▶ _Lista de tarefas_:
**1.** Repita fielmente o trecho do texto sobre prisões que abre com as palavras contendo "Agora, um advogado" e fecha com "sorte de atrocidades.".
**2.** Responda com base no texto sobre prisões:
(a) Qual poema é citado como imagem das prisões?
(b) Em que cidade se realiza o congresso de criminologistas?
(c) A qual faculdade está ligado o professor Louck Hulsman?

▶ _Texto da página_:
Sunday, June 24, 2007

Prisões e o inferno de Dante


Pedro J. Bondaczuk


A doutrina penal consagrada preceitua que as prisões não devem ser encaradas como depósitos de criminosos, de desajustados sociais, de pessoas que vivem à margem da lei, mas que sejam centros de reeducação para devolver os que delinqüiram ao convívio da sociedade.
Todavia, entre a teoria e a prática vai uma distância fantástica. Os centros de encarceramento transformaram-se, em geral, e no mundo todo, num verdadeiro circo dos horrores, onde aliada à privação da liberdade, quem tem a desventura de parar ali finda por abrir mão da própria dignidade humana. Personificam bem o inferno da “Divina Comédia”, célebre poema de Dante Aligheri. Só falta que se coloque um cartaz em suas portas, como o do abismo do mal do genial poeta, com os dizeres: “”Ó vós que aqui entrais, deixai todas as vossas esperanças”.
Agora, um advogado holandês está apresentando uma proposta radical, tida por muitos como temerária, que está sendo debatida nesta semana por criminologistas da América Latina, num congresso que se realiza em Belém.
O professor Louck Hulsman, da Faculdade de Direito de Rotterdam, propõe, simplesmente, a extinção das prisões. Claro que ele não deseja que elementos comprovadamente irrecuperáveis, de alta periculosidade e sem a mínima possibilidade de reintegração social, fiquem perambulando nas ruas, praticando toda a sorte de atrocidades.

▶ _Listagens de itens de layout em caixas_:

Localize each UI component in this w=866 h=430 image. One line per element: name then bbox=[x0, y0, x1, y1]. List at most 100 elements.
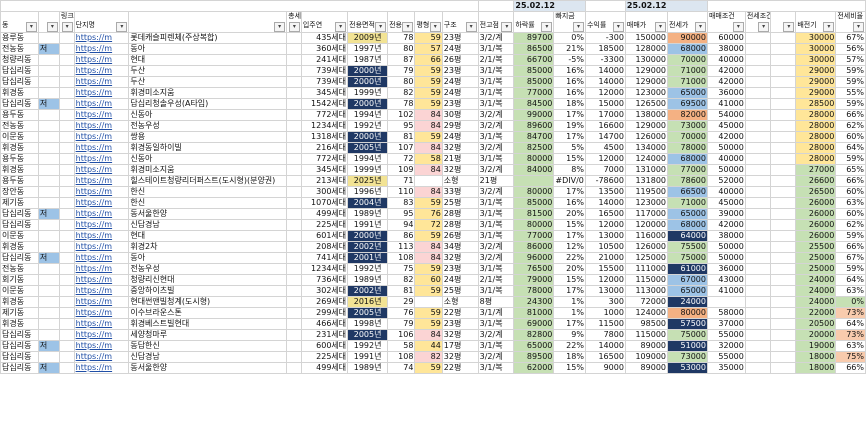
empty-cell[interactable] bbox=[286, 230, 302, 242]
empty-cell[interactable] bbox=[286, 340, 302, 352]
cell-units[interactable]: 736세대 bbox=[300, 274, 349, 286]
cell-ratio[interactable]: 64% bbox=[835, 142, 866, 154]
cell-pyeong[interactable]: 32평 bbox=[441, 164, 479, 176]
cell-jeonse[interactable]: 38000 bbox=[706, 230, 746, 242]
cell-ratio[interactable]: 66% bbox=[835, 109, 866, 121]
cell-ratio[interactable]: 59% bbox=[835, 65, 866, 77]
cell-link[interactable]: https://m bbox=[73, 252, 130, 264]
cell-pyeong[interactable]: 24평 bbox=[441, 274, 479, 286]
cell-bj[interactable]: 24000 bbox=[795, 285, 837, 297]
cell-peak[interactable]: 79000 bbox=[513, 274, 555, 286]
cell-sale[interactable]: 75000 bbox=[667, 252, 708, 264]
cell-ratio[interactable]: 62% bbox=[835, 219, 866, 231]
cell-name[interactable]: 휘경베스트빌현대 bbox=[128, 318, 288, 330]
cell-yield[interactable]: 98500 bbox=[624, 318, 669, 330]
cell-year[interactable]: 1992년 bbox=[347, 120, 389, 132]
cell-diff[interactable]: 13500 bbox=[584, 186, 626, 198]
column-header-20[interactable]: 배전기 ▾ bbox=[795, 11, 837, 33]
cell-diff[interactable]: -300 bbox=[584, 32, 626, 44]
filter-dropdown-icon[interactable]: ▾ bbox=[655, 22, 666, 32]
cell-link[interactable]: https://m bbox=[73, 241, 130, 253]
cell-struct[interactable]: 3/2/계 bbox=[477, 329, 515, 341]
cell-pyeong[interactable]: 17평 bbox=[441, 340, 479, 352]
cell-link[interactable]: https://m bbox=[73, 32, 130, 44]
column-header-18[interactable]: 전세조건 ▾ bbox=[744, 11, 772, 33]
cell-name[interactable]: 두산 bbox=[128, 65, 288, 77]
cell-pyeong[interactable]: 26평 bbox=[441, 230, 479, 242]
cell-diff[interactable]: 7000 bbox=[584, 164, 626, 176]
cell-c1[interactable] bbox=[744, 175, 772, 187]
cell-drop[interactable]: 15% bbox=[553, 219, 586, 231]
cell-bj[interactable]: 26000 bbox=[795, 219, 837, 231]
cell-yield[interactable]: 116000 bbox=[624, 230, 669, 242]
cell-t[interactable]: 저 bbox=[37, 98, 60, 110]
empty-cell[interactable] bbox=[58, 307, 75, 319]
cell-c2[interactable] bbox=[770, 76, 797, 88]
cell-peak[interactable]: 84000 bbox=[513, 164, 555, 176]
cell-yield[interactable]: 109000 bbox=[624, 351, 669, 363]
cell-year[interactable]: 1999년 bbox=[347, 87, 389, 99]
cell-ratio[interactable]: 63% bbox=[835, 285, 866, 297]
cell-dong[interactable]: 이문동 bbox=[0, 131, 39, 143]
cell-link[interactable]: https://m bbox=[73, 362, 130, 374]
cell-drop[interactable]: 0% bbox=[553, 32, 586, 44]
cell-drop[interactable]: 5% bbox=[553, 142, 586, 154]
cell-c2[interactable] bbox=[770, 109, 797, 121]
cell-year[interactable]: 1996년 bbox=[347, 186, 389, 198]
cell-t[interactable] bbox=[37, 32, 60, 44]
cell-struct[interactable]: 3/1/복 bbox=[477, 153, 515, 165]
empty-cell[interactable] bbox=[58, 76, 75, 88]
cell-c2[interactable] bbox=[770, 142, 797, 154]
cell-struct[interactable]: 3/2/계 bbox=[477, 32, 515, 44]
cell-c2[interactable] bbox=[770, 307, 797, 319]
cell-yield[interactable]: 125000 bbox=[624, 252, 669, 264]
cell-year[interactable]: 2000년 bbox=[347, 230, 389, 242]
cell-c1[interactable] bbox=[744, 252, 772, 264]
cell-units[interactable]: 739세대 bbox=[300, 76, 349, 88]
cell-t[interactable] bbox=[37, 307, 60, 319]
cell-ratio[interactable]: 63% bbox=[835, 197, 866, 209]
empty-cell[interactable] bbox=[58, 318, 75, 330]
cell-dong[interactable]: 전농동 bbox=[0, 43, 39, 55]
cell-area[interactable]: 80 bbox=[387, 76, 416, 88]
cell-sale[interactable]: 75000 bbox=[667, 329, 708, 341]
cell-peak[interactable]: 84700 bbox=[513, 131, 555, 143]
empty-cell[interactable] bbox=[58, 263, 75, 275]
cell-py[interactable]: 59 bbox=[414, 32, 443, 44]
cell-dong[interactable]: 전농동 bbox=[0, 120, 39, 132]
cell-units[interactable]: 739세대 bbox=[300, 65, 349, 77]
cell-name[interactable]: 롯데캐슬피렌체(주상복합) bbox=[128, 32, 288, 44]
cell-dong[interactable]: 장안동 bbox=[0, 186, 39, 198]
cell-year[interactable]: 2002년 bbox=[347, 285, 389, 297]
cell-link[interactable]: https://m bbox=[73, 153, 130, 165]
cell-drop[interactable]: 17% bbox=[553, 285, 586, 297]
cell-units[interactable]: 269세대 bbox=[300, 296, 349, 308]
cell-sale[interactable]: 66500 bbox=[667, 186, 708, 198]
cell-dong[interactable]: 청량리동 bbox=[0, 54, 39, 66]
cell-peak[interactable]: 85000 bbox=[513, 65, 555, 77]
cell-pyeong[interactable]: 21평 bbox=[441, 153, 479, 165]
filter-dropdown-icon[interactable]: ▾ bbox=[572, 22, 584, 32]
cell-py[interactable]: 59 bbox=[414, 87, 443, 99]
cell-dong[interactable]: 답십리동 bbox=[0, 351, 39, 363]
empty-cell[interactable] bbox=[286, 164, 302, 176]
cell-area[interactable]: 87 bbox=[387, 54, 416, 66]
cell-jeonse[interactable]: 41000 bbox=[706, 285, 746, 297]
cell-py[interactable]: 59 bbox=[414, 98, 443, 110]
cell-struct[interactable]: 3/1/복 bbox=[477, 76, 515, 88]
cell-drop[interactable]: 17% bbox=[553, 131, 586, 143]
cell-py[interactable]: 84 bbox=[414, 241, 443, 253]
cell-struct[interactable]: 21평 bbox=[477, 175, 515, 187]
cell-py[interactable]: 84 bbox=[414, 142, 443, 154]
cell-year[interactable]: 2025년 bbox=[347, 175, 389, 187]
empty-cell[interactable] bbox=[286, 153, 302, 165]
cell-units[interactable]: 1542세대 bbox=[300, 98, 349, 110]
cell-name[interactable]: 한신 bbox=[128, 197, 288, 209]
cell-area[interactable]: 80 bbox=[387, 43, 416, 55]
cell-name[interactable]: 현대 bbox=[128, 230, 288, 242]
cell-area[interactable]: 29 bbox=[387, 296, 416, 308]
cell-bj[interactable]: 26000 bbox=[795, 230, 837, 242]
cell-peak[interactable]: 66700 bbox=[513, 54, 555, 66]
cell-pyeong[interactable]: 32평 bbox=[441, 252, 479, 264]
empty-cell[interactable] bbox=[58, 43, 75, 55]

▶ _Respostas dadas_:
**1.**
Agora, um advogado holandês está apresentando uma proposta radical, tida por muitos como temerária, que está sendo debatida nesta semana por criminologistas da América Latina, num congresso que se realiza em Belém.
O professor Louck Hulsman, da Faculdade de Direito de Rotterdam, propõe, simplesmente, a extinção das prisões. Claro que ele não deseja que elementos comprovadamente irrecuperáveis, de alta periculosidade e sem a mínima possibilidade de reintegração social, fiquem perambulando nas ruas, praticando toda a sorte de atrocidades.

**2.**
(a) A "Divina Comédia".
(b) Em Belém.
(c) À Faculdade de Direito de Rotterdam.